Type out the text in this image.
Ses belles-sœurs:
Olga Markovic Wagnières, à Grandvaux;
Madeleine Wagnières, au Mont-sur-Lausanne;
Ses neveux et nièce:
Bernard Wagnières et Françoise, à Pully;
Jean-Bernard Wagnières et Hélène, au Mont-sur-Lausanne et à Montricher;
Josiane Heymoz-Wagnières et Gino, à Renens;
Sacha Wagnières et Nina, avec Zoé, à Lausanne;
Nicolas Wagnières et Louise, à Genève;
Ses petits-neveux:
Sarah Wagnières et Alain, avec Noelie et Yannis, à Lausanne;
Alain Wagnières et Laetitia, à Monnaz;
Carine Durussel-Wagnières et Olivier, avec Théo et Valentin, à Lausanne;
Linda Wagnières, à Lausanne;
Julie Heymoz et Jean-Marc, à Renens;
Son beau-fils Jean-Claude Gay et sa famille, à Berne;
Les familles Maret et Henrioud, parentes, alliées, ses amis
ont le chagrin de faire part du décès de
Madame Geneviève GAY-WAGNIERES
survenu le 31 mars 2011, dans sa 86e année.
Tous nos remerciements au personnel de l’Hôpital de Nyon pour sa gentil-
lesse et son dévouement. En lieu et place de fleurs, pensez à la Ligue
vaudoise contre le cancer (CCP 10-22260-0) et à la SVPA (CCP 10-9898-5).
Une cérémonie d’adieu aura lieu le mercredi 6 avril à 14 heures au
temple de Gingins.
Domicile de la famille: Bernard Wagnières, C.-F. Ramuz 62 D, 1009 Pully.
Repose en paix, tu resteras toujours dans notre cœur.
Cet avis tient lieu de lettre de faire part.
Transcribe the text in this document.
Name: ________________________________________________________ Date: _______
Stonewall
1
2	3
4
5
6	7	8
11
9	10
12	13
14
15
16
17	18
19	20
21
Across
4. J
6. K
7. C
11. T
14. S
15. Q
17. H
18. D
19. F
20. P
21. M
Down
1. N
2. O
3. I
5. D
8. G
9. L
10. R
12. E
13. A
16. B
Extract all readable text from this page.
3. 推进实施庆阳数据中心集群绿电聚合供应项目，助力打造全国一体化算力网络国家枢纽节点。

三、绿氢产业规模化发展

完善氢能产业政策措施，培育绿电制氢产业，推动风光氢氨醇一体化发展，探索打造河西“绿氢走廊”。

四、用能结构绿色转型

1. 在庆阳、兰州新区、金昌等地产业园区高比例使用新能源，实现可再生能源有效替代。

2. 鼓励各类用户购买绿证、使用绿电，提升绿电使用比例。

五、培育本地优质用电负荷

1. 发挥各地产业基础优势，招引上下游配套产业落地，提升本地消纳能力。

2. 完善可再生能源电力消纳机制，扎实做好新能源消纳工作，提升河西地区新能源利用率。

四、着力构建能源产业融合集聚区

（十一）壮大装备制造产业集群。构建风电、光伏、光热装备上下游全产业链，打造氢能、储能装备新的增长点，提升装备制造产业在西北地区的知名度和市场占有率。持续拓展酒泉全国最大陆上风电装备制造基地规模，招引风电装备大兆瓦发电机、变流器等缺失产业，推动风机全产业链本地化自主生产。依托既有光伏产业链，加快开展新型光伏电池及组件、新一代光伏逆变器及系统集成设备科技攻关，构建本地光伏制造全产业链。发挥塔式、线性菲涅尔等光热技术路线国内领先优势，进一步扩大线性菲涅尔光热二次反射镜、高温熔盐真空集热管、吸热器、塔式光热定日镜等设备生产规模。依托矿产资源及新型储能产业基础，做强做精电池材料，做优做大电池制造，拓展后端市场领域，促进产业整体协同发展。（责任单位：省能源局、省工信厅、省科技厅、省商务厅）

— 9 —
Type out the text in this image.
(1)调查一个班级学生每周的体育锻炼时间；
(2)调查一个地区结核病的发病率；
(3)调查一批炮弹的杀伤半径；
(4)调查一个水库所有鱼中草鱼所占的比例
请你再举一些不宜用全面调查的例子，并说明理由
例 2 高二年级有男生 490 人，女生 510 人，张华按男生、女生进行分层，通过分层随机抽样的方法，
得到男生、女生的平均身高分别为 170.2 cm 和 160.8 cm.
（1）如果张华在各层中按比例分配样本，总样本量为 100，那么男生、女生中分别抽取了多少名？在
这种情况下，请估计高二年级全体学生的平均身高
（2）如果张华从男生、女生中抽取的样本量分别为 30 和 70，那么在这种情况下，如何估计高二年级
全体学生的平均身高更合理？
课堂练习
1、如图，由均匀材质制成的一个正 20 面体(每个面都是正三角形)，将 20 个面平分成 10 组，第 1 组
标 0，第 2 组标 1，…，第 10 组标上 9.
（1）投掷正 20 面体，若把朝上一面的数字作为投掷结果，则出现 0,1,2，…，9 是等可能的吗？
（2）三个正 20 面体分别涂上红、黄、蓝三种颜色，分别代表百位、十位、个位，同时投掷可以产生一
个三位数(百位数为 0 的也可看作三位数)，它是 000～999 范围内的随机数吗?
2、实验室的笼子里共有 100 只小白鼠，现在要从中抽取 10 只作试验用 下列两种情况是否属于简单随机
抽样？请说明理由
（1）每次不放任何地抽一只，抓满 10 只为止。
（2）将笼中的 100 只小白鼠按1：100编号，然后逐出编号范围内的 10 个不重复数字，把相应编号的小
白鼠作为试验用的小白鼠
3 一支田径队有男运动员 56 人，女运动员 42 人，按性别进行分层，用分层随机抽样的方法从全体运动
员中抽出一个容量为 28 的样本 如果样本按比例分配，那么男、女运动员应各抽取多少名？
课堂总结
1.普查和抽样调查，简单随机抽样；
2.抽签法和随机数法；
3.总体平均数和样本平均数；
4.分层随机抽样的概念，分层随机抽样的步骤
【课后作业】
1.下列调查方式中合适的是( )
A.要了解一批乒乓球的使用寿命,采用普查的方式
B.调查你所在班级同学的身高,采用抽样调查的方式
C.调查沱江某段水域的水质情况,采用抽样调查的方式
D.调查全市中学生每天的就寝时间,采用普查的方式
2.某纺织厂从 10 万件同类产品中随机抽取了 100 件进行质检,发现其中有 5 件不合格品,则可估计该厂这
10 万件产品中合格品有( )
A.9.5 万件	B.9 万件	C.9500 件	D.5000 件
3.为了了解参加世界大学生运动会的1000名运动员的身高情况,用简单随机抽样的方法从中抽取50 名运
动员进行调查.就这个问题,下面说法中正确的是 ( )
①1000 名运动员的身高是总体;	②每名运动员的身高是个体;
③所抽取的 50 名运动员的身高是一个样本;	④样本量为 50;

* * * *

Retype all of the material, keeping each line exact.

WRITTEN SOLUTION:
Type out the text in this image.
Ses belles-sœurs:
Olga Markovic Wagnières, à Grandvaux;
Madeleine Wagnières, au Mont-sur-Lausanne;
Ses neveux et nièce:
Bernard Wagnières et Françoise, à Pully;
Jean-Bernard Wagnières et Hélène, au Mont-sur-Lausanne et à Montricher;
Josiane Heymoz-Wagnières et Gino, à Renens;
Sacha Wagnières et Nina, avec Zoé, à Lausanne;
Nicolas Wagnières et Louise, à Genève;
Ses petits-neveux:
Sarah Wagnières et Alain, avec Noelie et Yannis, à Lausanne;
Alain Wagnières et Laetitia, à Monnaz;
Carine Durussel-Wagnières et Olivier, avec Théo et Valentin, à Lausanne;
Linda Wagnières, à Lausanne;
Julie Heymoz et Jean-Marc, à Renens;
Son beau-fils Jean-Claude Gay et sa famille, à Berne;
Les familles Maret et Henrioud, parentes, alliées, ses amis
ont le chagrin de faire part du décès de
Madame Geneviève GAY-WAGNIERES
survenu le 31 mars 2011, dans sa 86e année.
Tous nos remerciements au personnel de l’Hôpital de Nyon pour sa gentil-
lesse et son dévouement. En lieu et place de fleurs, pensez à la Ligue
vaudoise contre le cancer (CCP 10-22260-0) et à la SVPA (CCP 10-9898-5).
Une cérémonie d’adieu aura lieu le mercredi 6 avril à 14 heures au
temple de Gingins.
Domicile de la famille: Bernard Wagnières, C.-F. Ramuz 62 D, 1009 Pully.
Repose en paix, tu resteras toujours dans notre cœur.
Cet avis tient lieu de lettre de faire part.
Transcribe the text in this document.
Name: ________________________________________________________ Date: _______
Stonewall
1
2	3
4
5
6	7	8
11
9	10
12	13
14
15
16
17	18
19	20
21
Across
4. J
6. K
7. C
11. T
14. S
15. Q
17. H
18. D
19. F
20. P
21. M
Down
1. N
2. O
3. I
5. D
8. G
9. L
10. R
12. E
13. A
16. B
Extract all readable text from this page.
3. 推进实施庆阳数据中心集群绿电聚合供应项目，助力打造全国一体化算力网络国家枢纽节点。

三、绿氢产业规模化发展

完善氢能产业政策措施，培育绿电制氢产业，推动风光氢氨醇一体化发展，探索打造河西“绿氢走廊”。

四、用能结构绿色转型

1. 在庆阳、兰州新区、金昌等地产业园区高比例使用新能源，实现可再生能源有效替代。

2. 鼓励各类用户购买绿证、使用绿电，提升绿电使用比例。

五、培育本地优质用电负荷

1. 发挥各地产业基础优势，招引上下游配套产业落地，提升本地消纳能力。

2. 完善可再生能源电力消纳机制，扎实做好新能源消纳工作，提升河西地区新能源利用率。

四、着力构建能源产业融合集聚区

（十一）壮大装备制造产业集群。构建风电、光伏、光热装备上下游全产业链，打造氢能、储能装备新的增长点，提升装备制造产业在西北地区的知名度和市场占有率。持续拓展酒泉全国最大陆上风电装备制造基地规模，招引风电装备大兆瓦发电机、变流器等缺失产业，推动风机全产业链本地化自主生产。依托既有光伏产业链，加快开展新型光伏电池及组件、新一代光伏逆变器及系统集成设备科技攻关，构建本地光伏制造全产业链。发挥塔式、线性菲涅尔等光热技术路线国内领先优势，进一步扩大线性菲涅尔光热二次反射镜、高温熔盐真空集热管、吸热器、塔式光热定日镜等设备生产规模。依托矿产资源及新型储能产业基础，做强做精电池材料，做优做大电池制造，拓展后端市场领域，促进产业整体协同发展。（责任单位：省能源局、省工信厅、省科技厅、省商务厅）

— 9 —
Type out the text in this image.
(1)调查一个班级学生每周的体育锻炼时间；
(2)调查一个地区结核病的发病率；
(3)调查一批炮弹的杀伤半径；
(4)调查一个水库所有鱼中草鱼所占的比例
请你再举一些不宜用全面调查的例子，并说明理由
例 2 高二年级有男生 490 人，女生 510 人，张华按男生、女生进行分层，通过分层随机抽样的方法，
得到男生、女生的平均身高分别为 170.2 cm 和 160.8 cm.
（1）如果张华在各层中按比例分配样本，总样本量为 100，那么男生、女生中分别抽取了多少名？在
这种情况下，请估计高二年级全体学生的平均身高
（2）如果张华从男生、女生中抽取的样本量分别为 30 和 70，那么在这种情况下，如何估计高二年级
全体学生的平均身高更合理？
课堂练习
1、如图，由均匀材质制成的一个正 20 面体(每个面都是正三角形)，将 20 个面平分成 10 组，第 1 组
标 0，第 2 组标 1，…，第 10 组标上 9.
（1）投掷正 20 面体，若把朝上一面的数字作为投掷结果，则出现 0,1,2，…，9 是等可能的吗？
（2）三个正 20 面体分别涂上红、黄、蓝三种颜色，分别代表百位、十位、个位，同时投掷可以产生一
个三位数(百位数为 0 的也可看作三位数)，它是 000～999 范围内的随机数吗?
2、实验室的笼子里共有 100 只小白鼠，现在要从中抽取 10 只作试验用 下列两种情况是否属于简单随机
抽样？请说明理由
（1）每次不放任何地抽一只，抓满 10 只为止。
（2）将笼中的 100 只小白鼠按1：100编号，然后逐出编号范围内的 10 个不重复数字，把相应编号的小
白鼠作为试验用的小白鼠
3 一支田径队有男运动员 56 人，女运动员 42 人，按性别进行分层，用分层随机抽样的方法从全体运动
员中抽出一个容量为 28 的样本 如果样本按比例分配，那么男、女运动员应各抽取多少名？
课堂总结
1.普查和抽样调查，简单随机抽样；
2.抽签法和随机数法；
3.总体平均数和样本平均数；
4.分层随机抽样的概念，分层随机抽样的步骤
【课后作业】
1.下列调查方式中合适的是( )
A.要了解一批乒乓球的使用寿命,采用普查的方式
B.调查你所在班级同学的身高,采用抽样调查的方式
C.调查沱江某段水域的水质情况,采用抽样调查的方式
D.调查全市中学生每天的就寝时间,采用普查的方式
2.某纺织厂从 10 万件同类产品中随机抽取了 100 件进行质检,发现其中有 5 件不合格品,则可估计该厂这
10 万件产品中合格品有( )
A.9.5 万件	B.9 万件	C.9500 件	D.5000 件
3.为了了解参加世界大学生运动会的1000名运动员的身高情况,用简单随机抽样的方法从中抽取50 名运
动员进行调查.就这个问题,下面说法中正确的是 ( )
①1000 名运动员的身高是总体;	②每名运动员的身高是个体;
③所抽取的 50 名运动员的身高是一个样本;	④样本量为 50;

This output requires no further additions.